*YOUR INSTRUCTIONS*
Gather all lines containing the string "object" and copy them out.

*INFORMATION GIVEN*
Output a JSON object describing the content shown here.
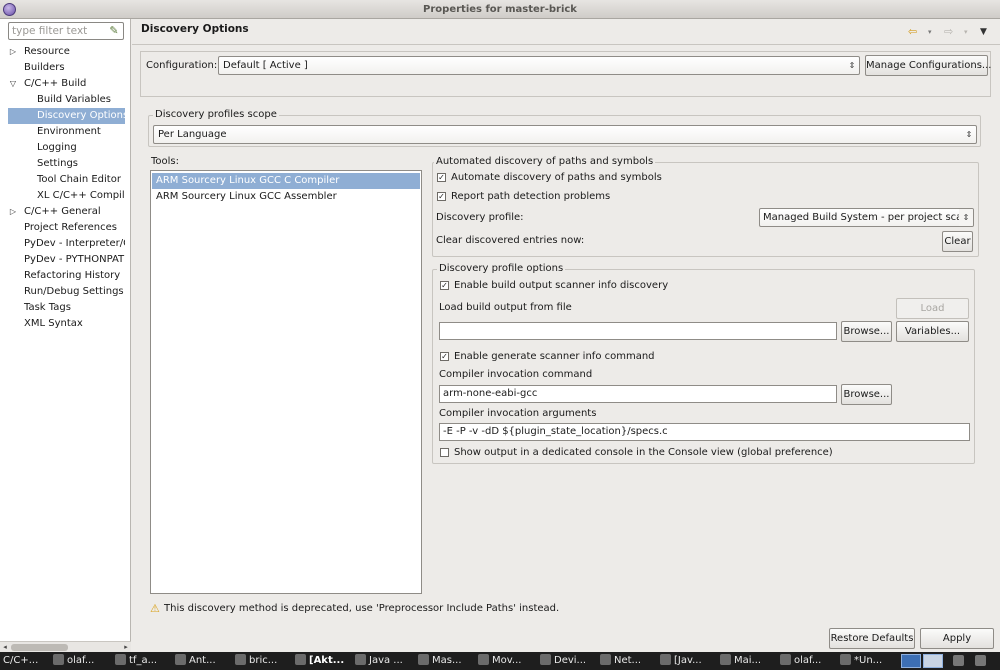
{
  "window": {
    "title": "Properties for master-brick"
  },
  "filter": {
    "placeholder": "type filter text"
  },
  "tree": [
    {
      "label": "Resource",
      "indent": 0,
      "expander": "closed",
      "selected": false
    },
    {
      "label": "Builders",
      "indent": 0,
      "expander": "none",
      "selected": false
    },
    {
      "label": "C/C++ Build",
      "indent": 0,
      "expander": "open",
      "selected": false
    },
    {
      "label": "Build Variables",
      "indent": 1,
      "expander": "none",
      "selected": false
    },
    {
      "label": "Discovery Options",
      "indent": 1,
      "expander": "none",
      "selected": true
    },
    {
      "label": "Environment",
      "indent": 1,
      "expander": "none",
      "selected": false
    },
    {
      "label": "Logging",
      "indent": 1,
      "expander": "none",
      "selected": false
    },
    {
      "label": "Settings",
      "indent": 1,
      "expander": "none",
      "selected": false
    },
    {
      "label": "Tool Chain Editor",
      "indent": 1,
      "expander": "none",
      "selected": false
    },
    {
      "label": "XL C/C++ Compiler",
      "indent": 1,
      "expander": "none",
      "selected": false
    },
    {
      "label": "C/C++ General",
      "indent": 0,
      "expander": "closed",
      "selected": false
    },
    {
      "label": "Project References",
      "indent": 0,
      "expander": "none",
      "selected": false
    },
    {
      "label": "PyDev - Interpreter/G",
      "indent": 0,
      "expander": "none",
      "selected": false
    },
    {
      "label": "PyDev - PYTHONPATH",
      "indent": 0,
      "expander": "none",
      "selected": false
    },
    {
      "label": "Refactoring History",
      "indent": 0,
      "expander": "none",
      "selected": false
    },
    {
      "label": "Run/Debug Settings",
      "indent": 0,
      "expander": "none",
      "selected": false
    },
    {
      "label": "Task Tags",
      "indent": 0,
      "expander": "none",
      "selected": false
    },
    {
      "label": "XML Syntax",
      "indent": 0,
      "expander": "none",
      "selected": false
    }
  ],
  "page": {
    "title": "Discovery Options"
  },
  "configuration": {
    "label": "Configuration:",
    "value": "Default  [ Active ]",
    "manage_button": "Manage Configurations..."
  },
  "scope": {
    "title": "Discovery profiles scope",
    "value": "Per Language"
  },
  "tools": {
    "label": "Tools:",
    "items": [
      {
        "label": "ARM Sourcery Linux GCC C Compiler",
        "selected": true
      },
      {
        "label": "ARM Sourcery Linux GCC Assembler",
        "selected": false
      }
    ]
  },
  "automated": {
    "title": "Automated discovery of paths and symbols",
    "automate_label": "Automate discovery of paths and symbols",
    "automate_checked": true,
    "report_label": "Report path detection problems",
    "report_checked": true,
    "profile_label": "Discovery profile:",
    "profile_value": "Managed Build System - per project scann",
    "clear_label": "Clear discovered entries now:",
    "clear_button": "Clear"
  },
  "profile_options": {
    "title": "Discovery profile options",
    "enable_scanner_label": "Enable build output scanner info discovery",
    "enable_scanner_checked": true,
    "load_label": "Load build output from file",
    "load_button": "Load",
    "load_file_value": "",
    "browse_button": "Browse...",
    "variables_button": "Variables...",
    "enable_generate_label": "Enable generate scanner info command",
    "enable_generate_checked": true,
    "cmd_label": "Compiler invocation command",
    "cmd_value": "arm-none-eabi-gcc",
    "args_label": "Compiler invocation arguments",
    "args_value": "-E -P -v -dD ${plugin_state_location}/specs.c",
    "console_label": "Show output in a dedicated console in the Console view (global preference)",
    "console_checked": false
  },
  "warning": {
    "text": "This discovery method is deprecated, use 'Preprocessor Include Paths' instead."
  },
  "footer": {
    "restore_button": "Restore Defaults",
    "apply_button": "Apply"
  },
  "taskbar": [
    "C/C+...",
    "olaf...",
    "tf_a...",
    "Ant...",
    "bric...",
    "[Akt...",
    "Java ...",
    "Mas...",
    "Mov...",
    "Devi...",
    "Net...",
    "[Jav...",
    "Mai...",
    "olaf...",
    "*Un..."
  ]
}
* * *
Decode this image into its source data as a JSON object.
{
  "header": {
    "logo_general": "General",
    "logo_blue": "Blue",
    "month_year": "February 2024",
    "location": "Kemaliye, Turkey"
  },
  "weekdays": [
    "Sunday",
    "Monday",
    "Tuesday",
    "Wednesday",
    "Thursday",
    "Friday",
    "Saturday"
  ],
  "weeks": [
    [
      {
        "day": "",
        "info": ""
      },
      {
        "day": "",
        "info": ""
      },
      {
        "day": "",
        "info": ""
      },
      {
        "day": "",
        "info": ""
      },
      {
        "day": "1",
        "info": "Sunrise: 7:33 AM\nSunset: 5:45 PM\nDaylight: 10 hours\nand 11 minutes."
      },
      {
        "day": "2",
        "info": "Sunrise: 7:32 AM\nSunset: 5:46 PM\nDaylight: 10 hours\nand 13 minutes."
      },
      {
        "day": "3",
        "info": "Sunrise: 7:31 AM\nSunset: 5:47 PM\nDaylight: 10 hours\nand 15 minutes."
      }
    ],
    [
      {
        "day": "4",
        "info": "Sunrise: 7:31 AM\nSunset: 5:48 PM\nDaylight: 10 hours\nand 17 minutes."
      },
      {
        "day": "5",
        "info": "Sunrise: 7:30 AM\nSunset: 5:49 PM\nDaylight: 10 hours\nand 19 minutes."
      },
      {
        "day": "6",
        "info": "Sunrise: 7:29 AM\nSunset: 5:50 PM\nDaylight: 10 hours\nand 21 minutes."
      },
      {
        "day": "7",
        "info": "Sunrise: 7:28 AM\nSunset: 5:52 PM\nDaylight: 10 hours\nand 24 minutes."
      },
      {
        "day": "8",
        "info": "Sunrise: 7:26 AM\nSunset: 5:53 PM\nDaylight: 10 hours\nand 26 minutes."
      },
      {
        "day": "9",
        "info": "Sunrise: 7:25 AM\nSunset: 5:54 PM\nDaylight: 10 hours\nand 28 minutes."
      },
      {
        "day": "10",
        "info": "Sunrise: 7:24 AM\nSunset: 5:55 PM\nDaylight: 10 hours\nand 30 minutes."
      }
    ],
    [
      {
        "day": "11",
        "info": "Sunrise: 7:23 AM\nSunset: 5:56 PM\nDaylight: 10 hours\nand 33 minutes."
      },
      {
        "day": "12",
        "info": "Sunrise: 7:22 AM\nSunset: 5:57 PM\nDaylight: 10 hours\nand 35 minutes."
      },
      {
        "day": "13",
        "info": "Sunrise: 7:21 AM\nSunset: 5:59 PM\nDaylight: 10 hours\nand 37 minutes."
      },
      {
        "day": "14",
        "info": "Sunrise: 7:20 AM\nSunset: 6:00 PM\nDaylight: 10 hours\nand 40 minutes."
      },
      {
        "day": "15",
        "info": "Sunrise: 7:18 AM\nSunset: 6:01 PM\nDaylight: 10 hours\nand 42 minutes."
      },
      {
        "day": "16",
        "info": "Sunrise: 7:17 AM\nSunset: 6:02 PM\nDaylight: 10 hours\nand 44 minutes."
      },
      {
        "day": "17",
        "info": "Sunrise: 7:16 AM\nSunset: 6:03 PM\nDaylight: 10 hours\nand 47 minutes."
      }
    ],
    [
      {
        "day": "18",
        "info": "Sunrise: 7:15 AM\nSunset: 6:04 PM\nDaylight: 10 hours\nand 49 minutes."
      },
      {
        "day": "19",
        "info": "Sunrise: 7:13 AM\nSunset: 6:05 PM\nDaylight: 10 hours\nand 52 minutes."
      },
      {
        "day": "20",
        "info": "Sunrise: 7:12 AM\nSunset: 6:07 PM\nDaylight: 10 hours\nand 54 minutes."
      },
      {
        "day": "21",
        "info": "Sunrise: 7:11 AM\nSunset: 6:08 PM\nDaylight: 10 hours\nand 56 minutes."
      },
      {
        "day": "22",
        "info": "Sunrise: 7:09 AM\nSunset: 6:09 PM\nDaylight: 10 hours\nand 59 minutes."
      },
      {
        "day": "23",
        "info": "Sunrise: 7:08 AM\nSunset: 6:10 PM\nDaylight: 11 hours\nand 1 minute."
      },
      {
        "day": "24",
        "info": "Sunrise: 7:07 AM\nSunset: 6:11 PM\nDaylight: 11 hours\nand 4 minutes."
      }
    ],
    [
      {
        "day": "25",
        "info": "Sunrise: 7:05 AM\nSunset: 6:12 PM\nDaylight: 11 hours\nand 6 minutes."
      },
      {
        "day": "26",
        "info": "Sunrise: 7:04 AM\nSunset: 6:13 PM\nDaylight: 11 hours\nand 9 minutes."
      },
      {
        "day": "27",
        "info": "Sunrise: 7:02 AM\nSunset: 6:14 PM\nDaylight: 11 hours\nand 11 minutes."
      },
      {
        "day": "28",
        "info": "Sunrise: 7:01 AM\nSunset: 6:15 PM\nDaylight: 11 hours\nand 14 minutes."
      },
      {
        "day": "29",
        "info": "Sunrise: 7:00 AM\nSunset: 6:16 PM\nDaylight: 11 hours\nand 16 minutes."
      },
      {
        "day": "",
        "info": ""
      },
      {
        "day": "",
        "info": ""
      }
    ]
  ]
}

*RIGHT ANSWER*
Output a JSON object describing the content shown here.
Decode this image into its source data as a JSON object.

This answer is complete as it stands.